**Input rows**:
>> begin

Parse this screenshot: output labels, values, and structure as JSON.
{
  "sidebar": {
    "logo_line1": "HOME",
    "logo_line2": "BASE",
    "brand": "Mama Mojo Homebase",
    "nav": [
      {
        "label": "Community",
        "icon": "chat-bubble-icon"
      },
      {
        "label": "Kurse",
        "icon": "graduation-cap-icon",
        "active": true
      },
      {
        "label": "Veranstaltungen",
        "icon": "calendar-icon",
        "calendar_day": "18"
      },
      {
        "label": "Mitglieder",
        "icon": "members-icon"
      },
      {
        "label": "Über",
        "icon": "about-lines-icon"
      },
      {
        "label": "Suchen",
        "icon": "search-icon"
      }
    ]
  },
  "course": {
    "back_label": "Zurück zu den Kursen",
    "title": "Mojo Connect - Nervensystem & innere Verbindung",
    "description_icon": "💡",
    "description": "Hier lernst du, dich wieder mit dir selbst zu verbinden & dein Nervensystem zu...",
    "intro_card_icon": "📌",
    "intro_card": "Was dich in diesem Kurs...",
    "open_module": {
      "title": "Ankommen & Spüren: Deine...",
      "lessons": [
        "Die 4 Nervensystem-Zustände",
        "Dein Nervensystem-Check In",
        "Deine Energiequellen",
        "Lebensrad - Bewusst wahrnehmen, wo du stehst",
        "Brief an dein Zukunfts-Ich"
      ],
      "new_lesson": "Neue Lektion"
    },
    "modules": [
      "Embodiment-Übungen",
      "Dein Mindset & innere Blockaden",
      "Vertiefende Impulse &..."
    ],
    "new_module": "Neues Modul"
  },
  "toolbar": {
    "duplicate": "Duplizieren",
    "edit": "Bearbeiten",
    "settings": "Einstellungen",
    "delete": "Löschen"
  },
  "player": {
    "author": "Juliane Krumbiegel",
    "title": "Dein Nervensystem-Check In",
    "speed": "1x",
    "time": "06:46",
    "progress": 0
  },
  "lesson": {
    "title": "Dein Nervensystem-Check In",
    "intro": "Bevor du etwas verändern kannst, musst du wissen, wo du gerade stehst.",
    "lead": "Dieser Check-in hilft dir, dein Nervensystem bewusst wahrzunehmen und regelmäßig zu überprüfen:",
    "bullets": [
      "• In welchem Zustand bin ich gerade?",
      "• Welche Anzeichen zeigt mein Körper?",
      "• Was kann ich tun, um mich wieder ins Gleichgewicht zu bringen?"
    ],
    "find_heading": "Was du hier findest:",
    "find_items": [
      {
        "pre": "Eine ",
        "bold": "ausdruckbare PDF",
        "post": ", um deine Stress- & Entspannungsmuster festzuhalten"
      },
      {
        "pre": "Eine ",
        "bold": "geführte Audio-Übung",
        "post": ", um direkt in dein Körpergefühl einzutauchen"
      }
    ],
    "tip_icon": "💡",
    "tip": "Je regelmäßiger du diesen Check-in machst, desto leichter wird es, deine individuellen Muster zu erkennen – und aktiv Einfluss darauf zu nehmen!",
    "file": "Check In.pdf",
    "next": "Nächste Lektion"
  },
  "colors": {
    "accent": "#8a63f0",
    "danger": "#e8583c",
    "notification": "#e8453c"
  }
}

>> end

**Directive**: Go through the lines above. Select every one that has the string "gerade".

**The response**:
    "intro": "Bevor du etwas verändern kannst, musst du wissen, wo du gerade stehst.",
      "• In welchem Zustand bin ich gerade?",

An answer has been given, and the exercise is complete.